GOAL
Copy out the records precisely, omitting pictures.

::::::

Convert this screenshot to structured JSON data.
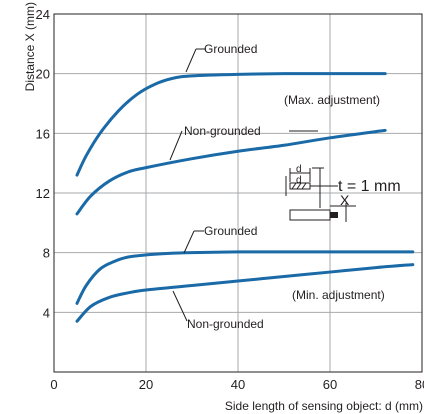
{
  "chart_data": {
    "type": "line",
    "title": "",
    "xlabel": "Side length of sensing object: d (mm)",
    "ylabel": "Distance X (mm)",
    "xlim": [
      0,
      80
    ],
    "ylim": [
      0,
      24
    ],
    "xticks": [
      0,
      20,
      40,
      60,
      80
    ],
    "yticks": [
      4,
      8,
      12,
      16,
      20,
      24
    ],
    "grid": true,
    "series": [
      {
        "x": [
          5,
          7,
          10,
          14,
          18,
          22,
          26,
          30,
          40,
          50,
          60,
          72
        ],
        "y": [
          13.2,
          14.5,
          16.0,
          17.5,
          18.6,
          19.3,
          19.7,
          19.85,
          19.95,
          20.0,
          20.0,
          20.0
        ]
      },
      {
        "x": [
          5,
          8,
          12,
          16,
          20,
          30,
          40,
          50,
          60,
          72
        ],
        "y": [
          10.6,
          11.8,
          12.8,
          13.4,
          13.7,
          14.3,
          14.8,
          15.2,
          15.7,
          16.2
        ]
      },
      {
        "x": [
          5,
          7,
          10,
          13,
          16,
          20,
          25,
          30,
          40,
          50,
          60,
          70,
          78
        ],
        "y": [
          4.6,
          5.8,
          6.9,
          7.4,
          7.7,
          7.85,
          7.95,
          8.0,
          8.05,
          8.05,
          8.05,
          8.05,
          8.05
        ]
      },
      {
        "x": [
          5,
          8,
          12,
          16,
          20,
          30,
          40,
          50,
          60,
          70,
          78
        ],
        "y": [
          3.4,
          4.4,
          5.0,
          5.3,
          5.5,
          5.8,
          6.1,
          6.4,
          6.7,
          7.0,
          7.2
        ]
      }
    ],
    "annotations": {
      "grounded_upper": "Grounded",
      "nongrounded_upper": "Non-grounded",
      "max_adjustment": "(Max. adjustment)",
      "grounded_lower": "Grounded",
      "min_adjustment": "(Min. adjustment)",
      "nongrounded_lower": "Non-grounded",
      "thickness": "t = 1 mm",
      "inset_d": "d",
      "inset_x": "X"
    }
  }
}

::::::

FINISHED TASK
Convert this screenshot to structured JSON data.
{
  "chart_data": {
    "type": "line",
    "title": "",
    "xlabel": "Side length of sensing object: d (mm)",
    "ylabel": "Distance X (mm)",
    "xlim": [
      0,
      80
    ],
    "ylim": [
      0,
      24
    ],
    "xticks": [
      0,
      20,
      40,
      60,
      80
    ],
    "yticks": [
      4,
      8,
      12,
      16,
      20,
      24
    ],
    "grid": true,
    "series": [
      {
        "x": [
          5,
          7,
          10,
          14,
          18,
          22,
          26,
          30,
          40,
          50,
          60,
          72
        ],
        "y": [
          13.2,
          14.5,
          16.0,
          17.5,
          18.6,
          19.3,
          19.7,
          19.85,
          19.95,
          20.0,
          20.0,
          20.0
        ]
      },
      {
        "x": [
          5,
          8,
          12,
          16,
          20,
          30,
          40,
          50,
          60,
          72
        ],
        "y": [
          10.6,
          11.8,
          12.8,
          13.4,
          13.7,
          14.3,
          14.8,
          15.2,
          15.7,
          16.2
        ]
      },
      {
        "x": [
          5,
          7,
          10,
          13,
          16,
          20,
          25,
          30,
          40,
          50,
          60,
          70,
          78
        ],
        "y": [
          4.6,
          5.8,
          6.9,
          7.4,
          7.7,
          7.85,
          7.95,
          8.0,
          8.05,
          8.05,
          8.05,
          8.05,
          8.05
        ]
      },
      {
        "x": [
          5,
          8,
          12,
          16,
          20,
          30,
          40,
          50,
          60,
          70,
          78
        ],
        "y": [
          3.4,
          4.4,
          5.0,
          5.3,
          5.5,
          5.8,
          6.1,
          6.4,
          6.7,
          7.0,
          7.2
        ]
      }
    ],
    "annotations": {
      "grounded_upper": "Grounded",
      "nongrounded_upper": "Non-grounded",
      "max_adjustment": "(Max. adjustment)",
      "grounded_lower": "Grounded",
      "min_adjustment": "(Min. adjustment)",
      "nongrounded_lower": "Non-grounded",
      "thickness": "t = 1 mm",
      "inset_d": "d",
      "inset_x": "X"
    }
  }
}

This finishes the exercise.